Start LISTING
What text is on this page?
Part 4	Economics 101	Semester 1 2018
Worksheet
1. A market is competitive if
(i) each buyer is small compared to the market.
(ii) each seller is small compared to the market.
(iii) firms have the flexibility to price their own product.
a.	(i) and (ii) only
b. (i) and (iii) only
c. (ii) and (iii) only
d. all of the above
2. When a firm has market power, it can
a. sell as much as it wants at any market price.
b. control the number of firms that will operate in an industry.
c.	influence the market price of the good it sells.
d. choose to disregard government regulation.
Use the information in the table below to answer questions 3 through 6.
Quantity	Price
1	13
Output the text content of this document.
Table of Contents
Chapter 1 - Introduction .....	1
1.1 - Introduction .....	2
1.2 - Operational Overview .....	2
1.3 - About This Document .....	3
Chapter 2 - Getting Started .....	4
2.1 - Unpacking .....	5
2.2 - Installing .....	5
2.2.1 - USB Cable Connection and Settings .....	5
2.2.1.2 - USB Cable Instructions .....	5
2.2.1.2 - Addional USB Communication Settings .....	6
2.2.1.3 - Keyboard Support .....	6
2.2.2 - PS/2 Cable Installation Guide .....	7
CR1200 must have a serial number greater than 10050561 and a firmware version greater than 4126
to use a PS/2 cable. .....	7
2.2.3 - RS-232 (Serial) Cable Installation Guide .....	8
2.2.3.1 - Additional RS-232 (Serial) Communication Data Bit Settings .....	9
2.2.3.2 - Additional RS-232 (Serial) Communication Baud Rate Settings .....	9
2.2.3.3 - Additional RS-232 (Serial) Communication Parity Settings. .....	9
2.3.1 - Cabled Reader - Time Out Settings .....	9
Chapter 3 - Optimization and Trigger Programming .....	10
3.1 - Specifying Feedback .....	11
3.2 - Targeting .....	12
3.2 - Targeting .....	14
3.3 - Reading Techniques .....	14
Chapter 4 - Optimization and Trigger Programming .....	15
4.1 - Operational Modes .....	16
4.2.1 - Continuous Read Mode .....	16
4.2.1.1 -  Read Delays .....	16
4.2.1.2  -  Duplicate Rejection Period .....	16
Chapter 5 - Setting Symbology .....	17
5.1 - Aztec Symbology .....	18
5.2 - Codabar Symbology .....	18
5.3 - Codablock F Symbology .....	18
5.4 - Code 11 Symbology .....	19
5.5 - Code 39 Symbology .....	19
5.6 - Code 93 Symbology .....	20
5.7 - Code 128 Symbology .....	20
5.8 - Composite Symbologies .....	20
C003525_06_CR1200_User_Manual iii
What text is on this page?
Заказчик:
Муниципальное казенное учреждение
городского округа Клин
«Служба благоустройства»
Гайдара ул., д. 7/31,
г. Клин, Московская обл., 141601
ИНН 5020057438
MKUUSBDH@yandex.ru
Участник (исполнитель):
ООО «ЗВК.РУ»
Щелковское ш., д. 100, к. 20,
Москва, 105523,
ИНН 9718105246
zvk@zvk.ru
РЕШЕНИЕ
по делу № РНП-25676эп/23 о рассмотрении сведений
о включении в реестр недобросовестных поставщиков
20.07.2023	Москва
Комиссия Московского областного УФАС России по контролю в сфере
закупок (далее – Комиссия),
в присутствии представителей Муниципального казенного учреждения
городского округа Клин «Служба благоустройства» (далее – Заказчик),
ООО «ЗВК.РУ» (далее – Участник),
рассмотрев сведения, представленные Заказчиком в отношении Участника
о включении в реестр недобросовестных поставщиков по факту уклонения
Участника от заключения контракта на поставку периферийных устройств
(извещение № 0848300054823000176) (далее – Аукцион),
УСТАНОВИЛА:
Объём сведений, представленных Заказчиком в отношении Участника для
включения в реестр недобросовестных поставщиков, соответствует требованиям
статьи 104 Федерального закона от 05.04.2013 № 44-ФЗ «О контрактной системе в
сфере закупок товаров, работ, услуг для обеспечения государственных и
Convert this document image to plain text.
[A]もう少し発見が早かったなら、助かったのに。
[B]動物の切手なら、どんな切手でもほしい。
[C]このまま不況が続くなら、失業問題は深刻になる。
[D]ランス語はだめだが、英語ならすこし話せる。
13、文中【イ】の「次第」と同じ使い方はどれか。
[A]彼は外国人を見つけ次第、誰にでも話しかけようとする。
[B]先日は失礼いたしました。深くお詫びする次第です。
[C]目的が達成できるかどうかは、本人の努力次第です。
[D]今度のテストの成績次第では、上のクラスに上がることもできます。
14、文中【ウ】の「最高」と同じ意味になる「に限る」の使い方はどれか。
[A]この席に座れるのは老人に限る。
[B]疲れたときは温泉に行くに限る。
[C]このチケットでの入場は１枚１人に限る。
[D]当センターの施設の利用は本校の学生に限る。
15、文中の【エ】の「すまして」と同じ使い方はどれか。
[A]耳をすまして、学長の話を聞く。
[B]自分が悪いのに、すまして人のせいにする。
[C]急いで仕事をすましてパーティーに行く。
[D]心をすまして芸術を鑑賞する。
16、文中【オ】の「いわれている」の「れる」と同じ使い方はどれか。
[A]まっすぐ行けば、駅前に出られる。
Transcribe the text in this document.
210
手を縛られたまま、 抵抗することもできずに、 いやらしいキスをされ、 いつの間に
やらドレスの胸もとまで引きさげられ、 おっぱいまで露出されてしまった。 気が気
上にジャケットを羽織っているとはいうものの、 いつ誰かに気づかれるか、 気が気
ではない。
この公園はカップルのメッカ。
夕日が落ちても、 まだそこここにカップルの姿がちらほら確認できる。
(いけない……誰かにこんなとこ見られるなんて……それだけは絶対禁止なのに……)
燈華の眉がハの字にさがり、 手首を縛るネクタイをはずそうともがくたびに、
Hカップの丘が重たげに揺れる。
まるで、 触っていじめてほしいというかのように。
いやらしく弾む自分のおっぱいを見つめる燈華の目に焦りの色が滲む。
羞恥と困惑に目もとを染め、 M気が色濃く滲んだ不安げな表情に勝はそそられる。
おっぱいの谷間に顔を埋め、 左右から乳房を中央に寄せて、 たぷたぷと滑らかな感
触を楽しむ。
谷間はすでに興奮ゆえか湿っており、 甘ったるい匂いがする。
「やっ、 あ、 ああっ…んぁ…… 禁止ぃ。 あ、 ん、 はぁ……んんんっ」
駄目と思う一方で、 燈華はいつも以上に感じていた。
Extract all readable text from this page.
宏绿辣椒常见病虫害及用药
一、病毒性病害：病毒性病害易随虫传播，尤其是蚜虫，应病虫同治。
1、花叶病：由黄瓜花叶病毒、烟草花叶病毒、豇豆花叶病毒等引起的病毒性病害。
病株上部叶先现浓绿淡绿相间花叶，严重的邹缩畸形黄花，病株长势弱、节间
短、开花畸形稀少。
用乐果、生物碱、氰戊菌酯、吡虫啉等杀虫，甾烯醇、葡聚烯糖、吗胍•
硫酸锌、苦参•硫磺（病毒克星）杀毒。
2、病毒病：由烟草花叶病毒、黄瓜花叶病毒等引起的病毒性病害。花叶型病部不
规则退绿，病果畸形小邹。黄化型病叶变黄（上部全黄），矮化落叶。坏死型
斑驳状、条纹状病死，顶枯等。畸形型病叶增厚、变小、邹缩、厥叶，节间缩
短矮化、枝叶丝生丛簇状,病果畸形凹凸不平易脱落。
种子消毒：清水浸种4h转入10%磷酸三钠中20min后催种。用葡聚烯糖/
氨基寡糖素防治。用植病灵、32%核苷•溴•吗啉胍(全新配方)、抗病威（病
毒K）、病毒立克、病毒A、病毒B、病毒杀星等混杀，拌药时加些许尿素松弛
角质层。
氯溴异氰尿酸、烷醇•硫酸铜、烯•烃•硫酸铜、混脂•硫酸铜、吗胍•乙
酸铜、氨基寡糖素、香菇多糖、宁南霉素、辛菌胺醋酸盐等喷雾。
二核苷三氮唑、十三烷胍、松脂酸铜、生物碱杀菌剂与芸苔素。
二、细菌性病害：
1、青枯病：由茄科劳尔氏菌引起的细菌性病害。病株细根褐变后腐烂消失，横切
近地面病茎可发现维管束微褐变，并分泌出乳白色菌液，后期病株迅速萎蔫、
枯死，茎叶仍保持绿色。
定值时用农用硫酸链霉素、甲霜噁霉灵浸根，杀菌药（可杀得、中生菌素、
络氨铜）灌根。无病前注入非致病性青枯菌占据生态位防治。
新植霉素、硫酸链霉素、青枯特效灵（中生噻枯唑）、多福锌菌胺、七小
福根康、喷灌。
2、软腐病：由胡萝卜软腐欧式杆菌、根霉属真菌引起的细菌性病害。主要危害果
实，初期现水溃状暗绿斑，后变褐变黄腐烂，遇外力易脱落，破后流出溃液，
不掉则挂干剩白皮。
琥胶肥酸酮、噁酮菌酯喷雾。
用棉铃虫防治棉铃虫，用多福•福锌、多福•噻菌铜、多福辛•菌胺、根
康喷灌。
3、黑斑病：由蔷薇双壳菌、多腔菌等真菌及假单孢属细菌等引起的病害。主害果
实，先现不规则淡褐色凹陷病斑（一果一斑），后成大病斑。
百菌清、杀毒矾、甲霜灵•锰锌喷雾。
End LISTING
## WHAT TO PRODUCE
State the number of lines in the data that include the string "благоустройства", and add nothing else.

## COMPLETE RESPONSE
2